- [Exercise]:
Within the records that follow, find every line containing the string "JSON". Copy those lines.

══ Supplied data ══

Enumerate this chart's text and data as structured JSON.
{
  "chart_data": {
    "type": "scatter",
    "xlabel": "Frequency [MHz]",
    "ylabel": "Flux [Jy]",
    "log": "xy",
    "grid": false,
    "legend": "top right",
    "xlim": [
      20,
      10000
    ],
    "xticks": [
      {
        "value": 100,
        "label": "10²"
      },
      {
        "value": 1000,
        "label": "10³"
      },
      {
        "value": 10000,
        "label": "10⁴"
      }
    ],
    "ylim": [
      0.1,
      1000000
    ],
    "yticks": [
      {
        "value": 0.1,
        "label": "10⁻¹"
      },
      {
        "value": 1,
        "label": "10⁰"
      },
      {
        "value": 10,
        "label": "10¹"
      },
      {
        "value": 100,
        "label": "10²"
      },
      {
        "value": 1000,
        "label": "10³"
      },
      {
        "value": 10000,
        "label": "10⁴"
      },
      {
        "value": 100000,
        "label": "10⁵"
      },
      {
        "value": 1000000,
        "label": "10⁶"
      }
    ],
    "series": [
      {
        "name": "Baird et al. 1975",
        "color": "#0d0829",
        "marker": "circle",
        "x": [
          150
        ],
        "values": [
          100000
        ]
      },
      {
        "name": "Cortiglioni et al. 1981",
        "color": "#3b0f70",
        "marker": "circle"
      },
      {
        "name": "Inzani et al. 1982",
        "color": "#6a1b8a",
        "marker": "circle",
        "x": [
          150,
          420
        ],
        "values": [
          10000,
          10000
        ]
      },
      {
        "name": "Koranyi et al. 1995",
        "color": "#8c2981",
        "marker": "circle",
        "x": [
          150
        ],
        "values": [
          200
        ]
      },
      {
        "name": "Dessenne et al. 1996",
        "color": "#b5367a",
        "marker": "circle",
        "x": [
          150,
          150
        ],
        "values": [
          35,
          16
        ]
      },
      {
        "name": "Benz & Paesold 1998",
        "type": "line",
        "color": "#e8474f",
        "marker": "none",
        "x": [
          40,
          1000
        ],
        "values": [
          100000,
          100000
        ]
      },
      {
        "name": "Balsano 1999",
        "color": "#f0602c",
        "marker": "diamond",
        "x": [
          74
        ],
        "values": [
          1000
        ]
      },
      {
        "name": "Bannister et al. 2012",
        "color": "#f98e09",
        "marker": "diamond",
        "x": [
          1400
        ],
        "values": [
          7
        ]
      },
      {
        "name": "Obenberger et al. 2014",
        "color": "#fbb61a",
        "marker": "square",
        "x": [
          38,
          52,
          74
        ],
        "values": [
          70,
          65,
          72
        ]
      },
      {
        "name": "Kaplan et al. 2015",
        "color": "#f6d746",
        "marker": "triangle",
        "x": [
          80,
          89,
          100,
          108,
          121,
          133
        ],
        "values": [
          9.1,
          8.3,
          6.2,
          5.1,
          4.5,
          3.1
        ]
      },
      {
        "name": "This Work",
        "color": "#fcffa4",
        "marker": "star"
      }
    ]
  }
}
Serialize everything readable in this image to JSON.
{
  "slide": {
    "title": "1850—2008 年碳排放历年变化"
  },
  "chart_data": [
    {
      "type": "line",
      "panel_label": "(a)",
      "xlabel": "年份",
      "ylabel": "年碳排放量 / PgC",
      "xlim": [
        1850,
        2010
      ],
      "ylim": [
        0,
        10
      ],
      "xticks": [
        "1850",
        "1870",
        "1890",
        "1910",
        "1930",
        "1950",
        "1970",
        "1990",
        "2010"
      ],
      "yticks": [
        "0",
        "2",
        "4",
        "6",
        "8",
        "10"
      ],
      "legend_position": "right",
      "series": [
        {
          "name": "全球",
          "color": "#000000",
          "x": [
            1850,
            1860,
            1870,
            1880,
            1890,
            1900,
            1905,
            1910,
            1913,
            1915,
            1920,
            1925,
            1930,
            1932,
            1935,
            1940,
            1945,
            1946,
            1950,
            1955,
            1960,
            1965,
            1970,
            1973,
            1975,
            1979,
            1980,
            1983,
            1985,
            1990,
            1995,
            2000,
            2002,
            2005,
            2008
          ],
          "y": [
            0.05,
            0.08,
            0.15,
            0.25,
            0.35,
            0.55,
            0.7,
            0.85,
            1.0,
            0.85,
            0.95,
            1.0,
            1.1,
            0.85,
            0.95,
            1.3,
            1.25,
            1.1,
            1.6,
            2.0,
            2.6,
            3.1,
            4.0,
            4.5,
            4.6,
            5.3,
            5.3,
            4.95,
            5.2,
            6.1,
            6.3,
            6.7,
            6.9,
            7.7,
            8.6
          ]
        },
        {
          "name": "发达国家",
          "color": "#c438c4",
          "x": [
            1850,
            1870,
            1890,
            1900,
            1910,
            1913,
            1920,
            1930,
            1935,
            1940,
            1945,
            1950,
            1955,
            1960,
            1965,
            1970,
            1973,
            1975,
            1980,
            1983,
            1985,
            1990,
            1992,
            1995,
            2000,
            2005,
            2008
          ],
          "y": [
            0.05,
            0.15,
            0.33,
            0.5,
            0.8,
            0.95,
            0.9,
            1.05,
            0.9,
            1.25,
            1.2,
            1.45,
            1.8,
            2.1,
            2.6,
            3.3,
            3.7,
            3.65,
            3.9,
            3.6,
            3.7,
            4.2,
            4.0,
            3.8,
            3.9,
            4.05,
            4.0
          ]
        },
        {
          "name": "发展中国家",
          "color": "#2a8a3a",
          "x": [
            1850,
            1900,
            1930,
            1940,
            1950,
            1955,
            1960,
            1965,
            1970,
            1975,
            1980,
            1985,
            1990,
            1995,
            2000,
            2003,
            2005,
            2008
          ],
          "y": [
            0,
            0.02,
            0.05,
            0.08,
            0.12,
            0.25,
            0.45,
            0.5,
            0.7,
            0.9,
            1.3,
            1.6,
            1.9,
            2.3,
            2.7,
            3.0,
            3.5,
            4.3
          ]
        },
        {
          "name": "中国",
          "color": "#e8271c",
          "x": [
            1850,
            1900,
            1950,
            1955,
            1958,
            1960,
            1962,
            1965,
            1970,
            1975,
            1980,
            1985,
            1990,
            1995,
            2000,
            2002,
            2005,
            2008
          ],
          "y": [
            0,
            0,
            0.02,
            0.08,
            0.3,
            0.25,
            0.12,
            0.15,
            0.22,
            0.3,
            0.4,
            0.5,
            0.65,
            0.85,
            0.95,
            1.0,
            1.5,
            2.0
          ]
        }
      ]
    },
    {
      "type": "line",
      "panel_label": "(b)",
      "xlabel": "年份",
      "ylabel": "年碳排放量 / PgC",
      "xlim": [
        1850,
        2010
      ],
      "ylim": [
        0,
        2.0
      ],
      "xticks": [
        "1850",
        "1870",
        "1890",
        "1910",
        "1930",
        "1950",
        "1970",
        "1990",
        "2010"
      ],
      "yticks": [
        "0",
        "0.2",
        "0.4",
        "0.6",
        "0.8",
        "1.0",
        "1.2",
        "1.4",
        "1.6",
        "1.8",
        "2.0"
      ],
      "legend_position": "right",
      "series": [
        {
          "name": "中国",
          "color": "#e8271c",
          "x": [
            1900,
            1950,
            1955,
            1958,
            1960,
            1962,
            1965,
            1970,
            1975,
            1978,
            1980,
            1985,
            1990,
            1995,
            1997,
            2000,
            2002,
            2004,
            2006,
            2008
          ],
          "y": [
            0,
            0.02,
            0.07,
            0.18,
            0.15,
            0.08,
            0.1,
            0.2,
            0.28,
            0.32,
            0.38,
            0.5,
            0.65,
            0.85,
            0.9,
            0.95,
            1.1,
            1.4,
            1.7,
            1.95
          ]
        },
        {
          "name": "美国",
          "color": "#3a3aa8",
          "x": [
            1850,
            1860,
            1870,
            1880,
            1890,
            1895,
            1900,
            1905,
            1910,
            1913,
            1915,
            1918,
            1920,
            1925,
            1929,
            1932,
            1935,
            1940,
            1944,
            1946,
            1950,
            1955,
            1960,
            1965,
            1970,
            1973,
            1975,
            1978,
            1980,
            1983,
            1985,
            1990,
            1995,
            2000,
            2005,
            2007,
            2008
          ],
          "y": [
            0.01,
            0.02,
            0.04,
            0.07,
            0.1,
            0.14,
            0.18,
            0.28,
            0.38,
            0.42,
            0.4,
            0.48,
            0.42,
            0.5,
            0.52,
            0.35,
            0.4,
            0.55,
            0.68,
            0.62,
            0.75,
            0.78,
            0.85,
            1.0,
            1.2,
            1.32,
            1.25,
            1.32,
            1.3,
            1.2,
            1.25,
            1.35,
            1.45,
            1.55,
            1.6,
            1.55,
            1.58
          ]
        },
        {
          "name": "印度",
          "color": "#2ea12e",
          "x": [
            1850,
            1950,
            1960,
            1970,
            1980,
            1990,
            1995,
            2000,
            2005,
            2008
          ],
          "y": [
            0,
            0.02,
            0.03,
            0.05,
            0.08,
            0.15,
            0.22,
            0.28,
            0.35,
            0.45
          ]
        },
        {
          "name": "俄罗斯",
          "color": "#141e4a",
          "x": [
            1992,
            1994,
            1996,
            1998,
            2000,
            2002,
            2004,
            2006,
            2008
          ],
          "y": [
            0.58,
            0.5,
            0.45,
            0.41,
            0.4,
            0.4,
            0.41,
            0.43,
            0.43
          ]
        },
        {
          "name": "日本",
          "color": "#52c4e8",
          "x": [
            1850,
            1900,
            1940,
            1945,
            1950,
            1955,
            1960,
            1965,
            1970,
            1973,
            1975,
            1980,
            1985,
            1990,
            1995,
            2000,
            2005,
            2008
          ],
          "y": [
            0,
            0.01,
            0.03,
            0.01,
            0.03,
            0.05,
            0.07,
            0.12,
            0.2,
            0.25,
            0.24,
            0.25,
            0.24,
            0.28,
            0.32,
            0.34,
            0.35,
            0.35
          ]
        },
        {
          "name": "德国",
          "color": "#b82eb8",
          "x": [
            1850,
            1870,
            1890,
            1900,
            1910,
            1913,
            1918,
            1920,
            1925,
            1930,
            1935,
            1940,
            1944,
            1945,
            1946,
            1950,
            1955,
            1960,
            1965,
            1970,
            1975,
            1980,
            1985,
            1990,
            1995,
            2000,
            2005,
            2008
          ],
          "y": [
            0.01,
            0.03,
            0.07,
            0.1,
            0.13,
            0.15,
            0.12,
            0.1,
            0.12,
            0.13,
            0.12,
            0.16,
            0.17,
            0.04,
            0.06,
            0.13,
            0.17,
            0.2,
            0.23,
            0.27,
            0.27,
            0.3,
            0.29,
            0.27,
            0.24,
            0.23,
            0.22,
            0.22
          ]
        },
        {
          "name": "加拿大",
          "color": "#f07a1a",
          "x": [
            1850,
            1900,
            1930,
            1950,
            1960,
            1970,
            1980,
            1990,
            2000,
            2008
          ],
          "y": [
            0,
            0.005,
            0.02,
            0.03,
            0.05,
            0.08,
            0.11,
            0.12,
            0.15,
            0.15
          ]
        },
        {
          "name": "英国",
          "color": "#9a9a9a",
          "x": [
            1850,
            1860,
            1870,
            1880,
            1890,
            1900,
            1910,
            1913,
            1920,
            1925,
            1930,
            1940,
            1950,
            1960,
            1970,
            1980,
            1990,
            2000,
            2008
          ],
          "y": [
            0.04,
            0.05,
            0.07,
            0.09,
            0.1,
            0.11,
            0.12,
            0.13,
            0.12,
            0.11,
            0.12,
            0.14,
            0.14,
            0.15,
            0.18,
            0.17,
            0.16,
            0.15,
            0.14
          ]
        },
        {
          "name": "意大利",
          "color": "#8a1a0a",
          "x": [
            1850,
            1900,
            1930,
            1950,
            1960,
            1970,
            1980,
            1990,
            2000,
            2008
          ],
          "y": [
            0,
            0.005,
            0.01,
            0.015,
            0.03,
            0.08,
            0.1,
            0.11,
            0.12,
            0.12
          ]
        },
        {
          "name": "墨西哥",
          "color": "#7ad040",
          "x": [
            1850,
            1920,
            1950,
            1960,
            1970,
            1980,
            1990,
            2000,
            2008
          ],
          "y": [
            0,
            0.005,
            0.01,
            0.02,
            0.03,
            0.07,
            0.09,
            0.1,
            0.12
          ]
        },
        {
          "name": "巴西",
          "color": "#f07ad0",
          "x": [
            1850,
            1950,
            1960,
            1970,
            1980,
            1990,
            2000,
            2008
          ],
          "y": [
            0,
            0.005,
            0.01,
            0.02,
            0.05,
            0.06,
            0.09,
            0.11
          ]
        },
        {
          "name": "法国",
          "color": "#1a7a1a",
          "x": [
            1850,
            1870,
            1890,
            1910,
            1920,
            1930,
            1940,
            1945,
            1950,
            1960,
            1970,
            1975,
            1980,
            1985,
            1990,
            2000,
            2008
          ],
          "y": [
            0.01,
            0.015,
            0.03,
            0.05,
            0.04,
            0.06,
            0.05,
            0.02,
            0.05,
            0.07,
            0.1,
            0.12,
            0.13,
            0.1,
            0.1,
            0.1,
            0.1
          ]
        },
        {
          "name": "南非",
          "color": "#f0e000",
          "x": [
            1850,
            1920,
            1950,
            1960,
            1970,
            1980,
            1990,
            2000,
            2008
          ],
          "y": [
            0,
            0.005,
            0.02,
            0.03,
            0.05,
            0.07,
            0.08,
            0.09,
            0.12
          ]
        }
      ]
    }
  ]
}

═══

- [Response]:
Enumerate this chart's text and data as structured JSON.
Serialize everything readable in this image to JSON.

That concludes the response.